(Raw records)

----------------------------------------

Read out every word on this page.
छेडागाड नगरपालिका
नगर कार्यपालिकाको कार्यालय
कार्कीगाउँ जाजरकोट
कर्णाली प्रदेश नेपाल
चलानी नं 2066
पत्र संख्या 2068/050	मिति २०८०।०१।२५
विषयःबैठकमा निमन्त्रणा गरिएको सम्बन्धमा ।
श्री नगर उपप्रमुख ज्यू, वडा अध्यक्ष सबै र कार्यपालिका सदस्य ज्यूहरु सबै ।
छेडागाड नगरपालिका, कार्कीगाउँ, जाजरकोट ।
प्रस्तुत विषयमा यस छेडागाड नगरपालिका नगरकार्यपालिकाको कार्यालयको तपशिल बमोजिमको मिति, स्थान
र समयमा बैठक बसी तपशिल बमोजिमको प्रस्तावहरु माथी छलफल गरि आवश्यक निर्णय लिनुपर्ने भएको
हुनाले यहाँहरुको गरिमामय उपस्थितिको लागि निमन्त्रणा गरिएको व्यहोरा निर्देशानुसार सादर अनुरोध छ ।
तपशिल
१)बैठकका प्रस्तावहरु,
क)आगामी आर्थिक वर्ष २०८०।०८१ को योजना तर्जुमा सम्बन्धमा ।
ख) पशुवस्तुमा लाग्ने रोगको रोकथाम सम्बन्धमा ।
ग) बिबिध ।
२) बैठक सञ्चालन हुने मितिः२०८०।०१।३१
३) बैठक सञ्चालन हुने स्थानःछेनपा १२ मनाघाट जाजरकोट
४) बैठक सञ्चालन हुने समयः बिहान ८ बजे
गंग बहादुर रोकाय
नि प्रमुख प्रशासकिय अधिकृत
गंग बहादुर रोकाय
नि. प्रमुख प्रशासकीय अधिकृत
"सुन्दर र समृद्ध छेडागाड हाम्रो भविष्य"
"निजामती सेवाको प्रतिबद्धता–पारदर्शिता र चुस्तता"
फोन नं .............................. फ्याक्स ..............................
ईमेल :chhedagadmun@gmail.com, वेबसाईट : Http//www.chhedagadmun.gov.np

----------------------------------------

*What the task asks*
Every record should be given again exactly.

*Output below*
Read out every word on this page.
छेडागाड नगरपालिका
नगर कार्यपालिकाको कार्यालय
कार्कीगाउँ जाजरकोट
कर्णाली प्रदेश नेपाल
चलानी नं 2066
पत्र संख्या 2068/050	मिति २०८०।०१।२५
विषयःबैठकमा निमन्त्रणा गरिएको सम्बन्धमा ।
श्री नगर उपप्रमुख ज्यू, वडा अध्यक्ष सबै र कार्यपालिका सदस्य ज्यूहरु सबै ।
छेडागाड नगरपालिका, कार्कीगाउँ, जाजरकोट ।
प्रस्तुत विषयमा यस छेडागाड नगरपालिका नगरकार्यपालिकाको कार्यालयको तपशिल बमोजिमको मिति, स्थान
र समयमा बैठक बसी तपशिल बमोजिमको प्रस्तावहरु माथी छलफल गरि आवश्यक निर्णय लिनुपर्ने भएको
हुनाले यहाँहरुको गरिमामय उपस्थितिको लागि निमन्त्रणा गरिएको व्यहोरा निर्देशानुसार सादर अनुरोध छ ।
तपशिल
१)बैठकका प्रस्तावहरु,
क)आगामी आर्थिक वर्ष २०८०।०८१ को योजना तर्जुमा सम्बन्धमा ।
ख) पशुवस्तुमा लाग्ने रोगको रोकथाम सम्बन्धमा ।
ग) बिबिध ।
२) बैठक सञ्चालन हुने मितिः२०८०।०१।३१
३) बैठक सञ्चालन हुने स्थानःछेनपा १२ मनाघाट जाजरकोट
४) बैठक सञ्चालन हुने समयः बिहान ८ बजे
गंग बहादुर रोकाय
नि प्रमुख प्रशासकिय अधिकृत
गंग बहादुर रोकाय
नि. प्रमुख प्रशासकीय अधिकृत
"सुन्दर र समृद्ध छेडागाड हाम्रो भविष्य"
"निजामती सेवाको प्रतिबद्धता–पारदर्शिता र चुस्तता"
फोन नं .............................. फ्याक्स ..............................
ईमेल :chhedagadmun@gmail.com, वेबसाईट : Http//www.chhedagadmun.gov.np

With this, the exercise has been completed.